Selected extract —
FlashBack

2009 September 24
by kvanaren

Among the overwhelming mass of new television on tonight, one of the more anticipated shows is ABC’s new Lost-esque drama FlashForward. Much like the blurry visions of the future that establish the show’s premise, I have already seen the pilot. (In appropriately blurry, too-pixilated form).

Nothing jumpstarts the action like a mega-disaster

Nothing jump starts the action like a mega-disaster

Joseph Fiennes as...actually, I don't remember his name

Joseph Fiennes as...actually, I don't remember his name. That bodes well.

The idea, in case you haven’t been subjected to the blanket of teasers ABC has laid over the entire network, is that for two minutes and seventeen seconds one lovely fall day, everyone falls over and sees two minutes of their future. Because the entire population has lost consciousness, they all wake up in a world where every plane in the sky crashed and every car on the road crashed and every James-Bond-chase-scene-esque fruit cart crashed with another brightly colored fruit cart and now there are oranges and dead bodies everywhere. Cue our heightening collective paranoia about the apocalypse. The main character, an FBI agent played by Joseph Fiennes, sees clues about the flash forward, and presumably will spend at least the next season investigating them. There are also doctors, nervous men sitting around polished conference tables, gruff AA members, a cute freaky/prophetic child, and at least one gratuitously hot babysitter.

Things to do —
a: From the FlashForward review, reproduce the passage from "2009 September 24" up to and including "blurry, too-pixilated form).".
b: In the FlashForward review, for how long does everyone lose consciousness?

Records —

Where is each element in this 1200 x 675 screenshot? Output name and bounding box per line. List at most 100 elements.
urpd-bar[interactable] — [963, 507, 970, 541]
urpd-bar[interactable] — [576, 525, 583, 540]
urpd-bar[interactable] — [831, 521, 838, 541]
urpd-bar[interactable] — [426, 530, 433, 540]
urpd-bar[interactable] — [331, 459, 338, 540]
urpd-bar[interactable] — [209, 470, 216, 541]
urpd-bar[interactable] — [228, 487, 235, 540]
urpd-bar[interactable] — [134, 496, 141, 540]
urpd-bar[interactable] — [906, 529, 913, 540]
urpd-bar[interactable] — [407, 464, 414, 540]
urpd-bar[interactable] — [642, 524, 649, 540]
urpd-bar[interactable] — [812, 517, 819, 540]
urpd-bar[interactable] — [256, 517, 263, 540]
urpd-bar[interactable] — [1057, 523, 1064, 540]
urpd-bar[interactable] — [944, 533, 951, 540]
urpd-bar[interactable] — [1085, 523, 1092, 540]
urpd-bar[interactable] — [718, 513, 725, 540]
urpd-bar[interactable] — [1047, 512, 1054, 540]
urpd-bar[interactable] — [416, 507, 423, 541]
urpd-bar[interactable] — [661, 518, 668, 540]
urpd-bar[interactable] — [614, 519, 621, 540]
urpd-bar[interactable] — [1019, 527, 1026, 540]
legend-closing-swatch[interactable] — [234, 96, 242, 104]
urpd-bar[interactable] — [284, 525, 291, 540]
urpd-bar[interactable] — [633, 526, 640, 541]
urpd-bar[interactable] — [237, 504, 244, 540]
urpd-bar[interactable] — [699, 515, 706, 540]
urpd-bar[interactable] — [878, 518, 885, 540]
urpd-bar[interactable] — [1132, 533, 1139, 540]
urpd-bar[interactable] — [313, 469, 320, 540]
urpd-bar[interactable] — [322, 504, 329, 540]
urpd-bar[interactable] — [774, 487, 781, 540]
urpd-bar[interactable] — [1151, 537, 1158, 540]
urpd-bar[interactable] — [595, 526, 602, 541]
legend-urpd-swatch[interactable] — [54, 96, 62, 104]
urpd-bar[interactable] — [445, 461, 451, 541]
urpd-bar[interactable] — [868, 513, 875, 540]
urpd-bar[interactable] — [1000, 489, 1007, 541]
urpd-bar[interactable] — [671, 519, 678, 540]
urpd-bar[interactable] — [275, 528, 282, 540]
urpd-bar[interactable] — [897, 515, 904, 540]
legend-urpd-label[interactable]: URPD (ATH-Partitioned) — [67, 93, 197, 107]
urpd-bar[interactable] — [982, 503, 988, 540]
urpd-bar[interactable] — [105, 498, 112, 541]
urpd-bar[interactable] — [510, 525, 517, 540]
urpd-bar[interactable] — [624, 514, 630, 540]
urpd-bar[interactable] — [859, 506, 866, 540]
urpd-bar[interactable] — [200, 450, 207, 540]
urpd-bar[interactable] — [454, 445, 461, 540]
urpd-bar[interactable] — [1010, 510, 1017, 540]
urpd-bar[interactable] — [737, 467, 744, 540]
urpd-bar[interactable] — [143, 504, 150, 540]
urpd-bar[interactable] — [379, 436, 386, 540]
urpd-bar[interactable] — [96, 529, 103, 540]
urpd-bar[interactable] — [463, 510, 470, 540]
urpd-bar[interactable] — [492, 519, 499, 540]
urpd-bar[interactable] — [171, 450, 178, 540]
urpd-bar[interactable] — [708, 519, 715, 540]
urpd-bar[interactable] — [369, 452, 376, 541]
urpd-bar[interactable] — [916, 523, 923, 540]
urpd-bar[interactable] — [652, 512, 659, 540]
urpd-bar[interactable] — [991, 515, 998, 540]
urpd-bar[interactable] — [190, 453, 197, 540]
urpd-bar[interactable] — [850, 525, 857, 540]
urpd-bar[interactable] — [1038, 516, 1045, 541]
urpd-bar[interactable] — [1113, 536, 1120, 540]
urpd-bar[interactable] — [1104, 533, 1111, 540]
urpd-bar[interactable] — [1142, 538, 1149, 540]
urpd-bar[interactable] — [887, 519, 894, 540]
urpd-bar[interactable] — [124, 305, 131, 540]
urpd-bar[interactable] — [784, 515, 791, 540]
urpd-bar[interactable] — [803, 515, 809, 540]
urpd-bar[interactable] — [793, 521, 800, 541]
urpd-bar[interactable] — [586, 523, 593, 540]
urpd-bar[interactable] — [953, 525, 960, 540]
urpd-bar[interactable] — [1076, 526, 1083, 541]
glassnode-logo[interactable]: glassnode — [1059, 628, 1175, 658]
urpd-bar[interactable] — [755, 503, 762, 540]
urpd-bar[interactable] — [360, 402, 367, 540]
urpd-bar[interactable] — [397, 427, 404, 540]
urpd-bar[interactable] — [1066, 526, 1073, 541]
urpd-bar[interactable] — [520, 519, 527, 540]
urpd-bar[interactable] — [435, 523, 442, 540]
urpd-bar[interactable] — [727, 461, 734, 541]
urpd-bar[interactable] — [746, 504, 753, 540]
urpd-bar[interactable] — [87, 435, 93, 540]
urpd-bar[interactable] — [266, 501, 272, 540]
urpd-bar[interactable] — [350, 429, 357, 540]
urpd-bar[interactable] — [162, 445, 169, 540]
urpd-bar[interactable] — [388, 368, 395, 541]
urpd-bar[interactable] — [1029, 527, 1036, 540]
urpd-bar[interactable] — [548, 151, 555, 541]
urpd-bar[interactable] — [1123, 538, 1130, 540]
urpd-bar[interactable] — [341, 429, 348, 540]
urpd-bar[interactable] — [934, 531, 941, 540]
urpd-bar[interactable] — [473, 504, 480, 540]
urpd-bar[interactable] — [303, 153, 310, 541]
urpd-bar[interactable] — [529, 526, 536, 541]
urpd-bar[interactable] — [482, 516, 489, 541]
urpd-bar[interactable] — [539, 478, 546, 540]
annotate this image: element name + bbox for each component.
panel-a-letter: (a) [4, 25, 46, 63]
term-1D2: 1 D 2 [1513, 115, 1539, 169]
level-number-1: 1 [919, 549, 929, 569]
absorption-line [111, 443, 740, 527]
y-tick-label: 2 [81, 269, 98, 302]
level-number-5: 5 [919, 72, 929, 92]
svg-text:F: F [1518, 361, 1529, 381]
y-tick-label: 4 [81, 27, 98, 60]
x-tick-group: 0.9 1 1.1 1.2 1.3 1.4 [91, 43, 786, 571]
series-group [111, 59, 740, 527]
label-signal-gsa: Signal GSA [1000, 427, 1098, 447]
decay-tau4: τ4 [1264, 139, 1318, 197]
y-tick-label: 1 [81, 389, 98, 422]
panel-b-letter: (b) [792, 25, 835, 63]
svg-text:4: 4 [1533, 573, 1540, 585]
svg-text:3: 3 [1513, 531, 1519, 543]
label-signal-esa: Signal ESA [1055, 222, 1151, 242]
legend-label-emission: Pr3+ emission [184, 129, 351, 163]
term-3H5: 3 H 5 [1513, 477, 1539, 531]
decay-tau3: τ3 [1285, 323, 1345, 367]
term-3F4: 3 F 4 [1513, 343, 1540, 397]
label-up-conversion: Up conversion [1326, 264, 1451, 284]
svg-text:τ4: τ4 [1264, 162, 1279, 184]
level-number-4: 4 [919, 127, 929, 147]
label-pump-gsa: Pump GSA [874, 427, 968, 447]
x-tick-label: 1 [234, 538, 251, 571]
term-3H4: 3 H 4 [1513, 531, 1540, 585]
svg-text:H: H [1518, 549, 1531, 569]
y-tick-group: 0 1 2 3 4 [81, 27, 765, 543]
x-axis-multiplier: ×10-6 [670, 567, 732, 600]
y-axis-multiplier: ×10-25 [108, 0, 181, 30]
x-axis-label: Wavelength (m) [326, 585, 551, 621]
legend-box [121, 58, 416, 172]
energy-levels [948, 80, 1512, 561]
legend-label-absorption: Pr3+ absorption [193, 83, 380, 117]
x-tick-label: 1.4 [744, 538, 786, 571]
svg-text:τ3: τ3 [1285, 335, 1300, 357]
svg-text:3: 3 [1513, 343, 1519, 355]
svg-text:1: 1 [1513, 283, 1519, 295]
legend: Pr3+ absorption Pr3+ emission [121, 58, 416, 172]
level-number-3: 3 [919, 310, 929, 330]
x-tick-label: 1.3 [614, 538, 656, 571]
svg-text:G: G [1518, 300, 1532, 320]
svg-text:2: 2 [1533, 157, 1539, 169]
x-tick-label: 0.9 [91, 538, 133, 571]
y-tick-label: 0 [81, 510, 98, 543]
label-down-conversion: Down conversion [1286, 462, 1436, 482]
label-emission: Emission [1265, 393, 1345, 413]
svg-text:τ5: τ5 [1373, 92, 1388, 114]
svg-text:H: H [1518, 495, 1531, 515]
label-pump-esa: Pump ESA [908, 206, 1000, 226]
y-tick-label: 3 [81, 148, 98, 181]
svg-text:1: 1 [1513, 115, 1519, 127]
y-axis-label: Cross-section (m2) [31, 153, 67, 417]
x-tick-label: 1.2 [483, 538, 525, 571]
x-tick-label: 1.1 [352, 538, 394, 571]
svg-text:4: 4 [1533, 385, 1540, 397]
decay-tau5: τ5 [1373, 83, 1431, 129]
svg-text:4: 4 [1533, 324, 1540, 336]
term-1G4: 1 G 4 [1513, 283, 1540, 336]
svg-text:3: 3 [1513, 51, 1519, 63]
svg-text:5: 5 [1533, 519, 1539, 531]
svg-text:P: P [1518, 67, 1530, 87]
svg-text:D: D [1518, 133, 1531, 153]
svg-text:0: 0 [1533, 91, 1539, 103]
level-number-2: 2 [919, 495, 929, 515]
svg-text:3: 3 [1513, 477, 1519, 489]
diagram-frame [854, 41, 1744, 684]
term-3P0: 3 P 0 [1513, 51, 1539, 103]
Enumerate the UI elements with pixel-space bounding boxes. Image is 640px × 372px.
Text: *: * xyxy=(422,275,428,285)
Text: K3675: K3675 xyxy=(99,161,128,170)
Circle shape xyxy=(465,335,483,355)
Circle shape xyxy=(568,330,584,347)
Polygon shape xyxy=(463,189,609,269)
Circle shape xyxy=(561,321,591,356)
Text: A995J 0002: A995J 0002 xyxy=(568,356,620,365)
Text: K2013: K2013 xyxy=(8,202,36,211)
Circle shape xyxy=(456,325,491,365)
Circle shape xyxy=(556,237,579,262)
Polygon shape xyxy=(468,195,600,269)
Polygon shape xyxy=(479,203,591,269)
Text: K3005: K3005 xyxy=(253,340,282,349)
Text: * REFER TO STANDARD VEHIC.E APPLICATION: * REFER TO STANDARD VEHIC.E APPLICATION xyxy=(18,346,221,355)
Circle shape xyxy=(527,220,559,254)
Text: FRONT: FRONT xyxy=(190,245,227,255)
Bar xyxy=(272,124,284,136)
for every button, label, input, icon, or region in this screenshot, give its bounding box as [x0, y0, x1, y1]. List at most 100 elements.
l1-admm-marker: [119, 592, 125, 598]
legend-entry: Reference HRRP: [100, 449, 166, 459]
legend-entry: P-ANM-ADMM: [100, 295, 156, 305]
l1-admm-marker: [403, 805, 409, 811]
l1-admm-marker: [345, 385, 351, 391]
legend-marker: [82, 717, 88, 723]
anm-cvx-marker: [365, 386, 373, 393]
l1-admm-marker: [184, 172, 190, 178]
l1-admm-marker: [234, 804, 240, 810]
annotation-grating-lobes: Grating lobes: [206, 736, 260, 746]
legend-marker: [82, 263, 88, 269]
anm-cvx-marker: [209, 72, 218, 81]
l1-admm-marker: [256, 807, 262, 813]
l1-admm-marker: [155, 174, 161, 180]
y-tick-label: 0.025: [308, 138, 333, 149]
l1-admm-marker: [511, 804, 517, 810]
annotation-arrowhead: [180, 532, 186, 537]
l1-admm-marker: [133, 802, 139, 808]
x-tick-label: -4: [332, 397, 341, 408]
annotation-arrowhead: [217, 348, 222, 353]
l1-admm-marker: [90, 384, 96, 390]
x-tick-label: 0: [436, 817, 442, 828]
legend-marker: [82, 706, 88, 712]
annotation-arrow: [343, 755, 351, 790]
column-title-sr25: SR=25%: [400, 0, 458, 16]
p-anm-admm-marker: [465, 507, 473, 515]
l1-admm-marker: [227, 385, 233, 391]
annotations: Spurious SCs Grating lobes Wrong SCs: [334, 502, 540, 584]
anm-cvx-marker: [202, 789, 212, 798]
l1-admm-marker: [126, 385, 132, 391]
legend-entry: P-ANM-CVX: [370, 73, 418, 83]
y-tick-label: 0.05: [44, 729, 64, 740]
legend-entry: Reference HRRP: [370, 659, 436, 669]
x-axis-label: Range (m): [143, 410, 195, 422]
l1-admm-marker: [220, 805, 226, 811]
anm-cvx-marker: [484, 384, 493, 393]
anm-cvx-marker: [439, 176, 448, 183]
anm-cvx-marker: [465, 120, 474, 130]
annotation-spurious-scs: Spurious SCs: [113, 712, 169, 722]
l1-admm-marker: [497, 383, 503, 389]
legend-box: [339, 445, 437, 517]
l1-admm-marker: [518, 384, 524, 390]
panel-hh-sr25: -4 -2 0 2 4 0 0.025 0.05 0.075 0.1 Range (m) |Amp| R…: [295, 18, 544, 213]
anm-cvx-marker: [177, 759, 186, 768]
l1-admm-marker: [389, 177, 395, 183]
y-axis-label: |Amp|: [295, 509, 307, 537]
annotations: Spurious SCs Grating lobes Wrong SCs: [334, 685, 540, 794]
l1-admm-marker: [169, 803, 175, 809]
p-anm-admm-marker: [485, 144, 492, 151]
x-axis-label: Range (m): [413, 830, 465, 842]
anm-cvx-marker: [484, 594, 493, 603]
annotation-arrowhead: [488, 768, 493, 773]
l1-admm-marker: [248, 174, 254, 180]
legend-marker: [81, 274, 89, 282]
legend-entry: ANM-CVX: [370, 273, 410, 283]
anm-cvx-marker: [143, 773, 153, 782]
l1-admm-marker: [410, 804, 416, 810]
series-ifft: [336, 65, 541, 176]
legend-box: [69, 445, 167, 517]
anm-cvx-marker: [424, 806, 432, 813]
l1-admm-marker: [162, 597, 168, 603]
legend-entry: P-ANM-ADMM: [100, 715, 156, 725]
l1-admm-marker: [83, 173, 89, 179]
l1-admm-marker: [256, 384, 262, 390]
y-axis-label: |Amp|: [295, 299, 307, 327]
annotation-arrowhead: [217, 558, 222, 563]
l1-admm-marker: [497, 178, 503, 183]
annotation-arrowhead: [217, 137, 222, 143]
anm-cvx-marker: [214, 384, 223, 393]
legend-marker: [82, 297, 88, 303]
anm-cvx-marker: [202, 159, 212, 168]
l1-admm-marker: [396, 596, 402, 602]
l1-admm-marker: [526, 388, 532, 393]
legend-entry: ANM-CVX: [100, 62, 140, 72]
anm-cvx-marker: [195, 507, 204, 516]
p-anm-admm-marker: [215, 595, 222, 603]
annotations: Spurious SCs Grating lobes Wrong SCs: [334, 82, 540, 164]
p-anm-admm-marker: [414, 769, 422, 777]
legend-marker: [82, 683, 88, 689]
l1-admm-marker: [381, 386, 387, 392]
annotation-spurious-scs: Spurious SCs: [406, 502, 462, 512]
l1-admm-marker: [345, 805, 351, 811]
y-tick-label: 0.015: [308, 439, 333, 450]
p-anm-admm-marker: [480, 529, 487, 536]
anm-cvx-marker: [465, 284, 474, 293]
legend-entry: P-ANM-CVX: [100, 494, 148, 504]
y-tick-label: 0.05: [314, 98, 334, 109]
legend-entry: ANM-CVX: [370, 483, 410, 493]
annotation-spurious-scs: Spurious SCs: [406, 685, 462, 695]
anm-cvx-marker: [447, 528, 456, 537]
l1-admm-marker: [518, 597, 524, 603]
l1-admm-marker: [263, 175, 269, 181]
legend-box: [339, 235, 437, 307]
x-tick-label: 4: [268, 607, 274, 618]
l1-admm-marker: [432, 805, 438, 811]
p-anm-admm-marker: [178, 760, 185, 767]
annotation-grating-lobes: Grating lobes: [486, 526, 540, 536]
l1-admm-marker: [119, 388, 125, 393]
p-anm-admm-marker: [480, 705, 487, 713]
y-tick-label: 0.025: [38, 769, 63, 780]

Answers to the tasks —
a:
2009 September 24
by kvanaren

Among the overwhelming mass of new television on tonight, one of the more anticipated shows is ABC’s new Lost-esque drama FlashForward. Much like the blurry visions of the future that establish the show’s premise, I have already seen the pilot. (In appropriately blurry, too-pixilated form).

b: Two minutes and seventeen seconds.